## Excerpts from a figure dataset
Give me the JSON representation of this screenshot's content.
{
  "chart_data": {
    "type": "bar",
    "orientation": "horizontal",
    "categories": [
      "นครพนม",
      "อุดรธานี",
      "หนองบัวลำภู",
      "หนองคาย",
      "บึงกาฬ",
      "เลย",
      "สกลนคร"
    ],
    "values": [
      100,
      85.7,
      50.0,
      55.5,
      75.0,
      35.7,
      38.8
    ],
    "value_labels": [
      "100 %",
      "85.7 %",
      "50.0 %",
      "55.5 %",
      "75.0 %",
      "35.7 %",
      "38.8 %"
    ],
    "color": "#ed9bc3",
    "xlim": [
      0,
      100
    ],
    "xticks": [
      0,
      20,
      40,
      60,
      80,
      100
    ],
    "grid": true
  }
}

## Aim of the exercise
Type the whole listing again, unaltered.

## Expected answer
Give me the JSON representation of this screenshot's content.
{
  "chart_data": {
    "type": "bar",
    "orientation": "horizontal",
    "categories": [
      "นครพนม",
      "อุดรธานี",
      "หนองบัวลำภู",
      "หนองคาย",
      "บึงกาฬ",
      "เลย",
      "สกลนคร"
    ],
    "values": [
      100,
      85.7,
      50.0,
      55.5,
      75.0,
      35.7,
      38.8
    ],
    "value_labels": [
      "100 %",
      "85.7 %",
      "50.0 %",
      "55.5 %",
      "75.0 %",
      "35.7 %",
      "38.8 %"
    ],
    "color": "#ed9bc3",
    "xlim": [
      0,
      100
    ],
    "xticks": [
      0,
      20,
      40,
      60,
      80,
      100
    ],
    "grid": true
  }
}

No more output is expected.